- [Written request]:
Reproduce each line bearing the word "процессных".

BEGIN Records for the task

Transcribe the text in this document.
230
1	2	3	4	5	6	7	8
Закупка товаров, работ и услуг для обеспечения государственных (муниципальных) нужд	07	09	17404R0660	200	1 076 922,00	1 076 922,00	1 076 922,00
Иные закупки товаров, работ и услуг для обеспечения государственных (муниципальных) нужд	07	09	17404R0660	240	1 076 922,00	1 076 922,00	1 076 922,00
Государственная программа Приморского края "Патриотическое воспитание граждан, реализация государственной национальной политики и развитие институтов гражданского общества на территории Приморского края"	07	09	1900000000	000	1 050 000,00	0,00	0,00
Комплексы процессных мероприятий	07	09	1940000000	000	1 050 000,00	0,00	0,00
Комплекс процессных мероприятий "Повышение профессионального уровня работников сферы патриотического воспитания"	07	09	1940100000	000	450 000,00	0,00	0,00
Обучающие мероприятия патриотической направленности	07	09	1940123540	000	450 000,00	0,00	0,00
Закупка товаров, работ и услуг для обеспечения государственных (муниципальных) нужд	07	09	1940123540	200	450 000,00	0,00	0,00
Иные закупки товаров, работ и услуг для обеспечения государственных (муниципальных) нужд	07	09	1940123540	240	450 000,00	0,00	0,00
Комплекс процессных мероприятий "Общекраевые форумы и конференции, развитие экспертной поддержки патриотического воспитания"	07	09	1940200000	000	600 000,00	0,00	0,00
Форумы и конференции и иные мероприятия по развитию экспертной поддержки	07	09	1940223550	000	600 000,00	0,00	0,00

END Records for the task

- [Exercise result]:
Комплексы процессных мероприятий	07	09	1940000000	000	1 050 000,00	0,00	0,00
Комплекс процессных мероприятий "Повышение профессионального уровня работников сферы патриотического воспитания"	07	09	1940100000	000	450 000,00	0,00	0,00
Комплекс процессных мероприятий "Общекраевые форумы и конференции, развитие экспертной поддержки патриотического воспитания"	07	09	1940200000	000	600 000,00	0,00	0,00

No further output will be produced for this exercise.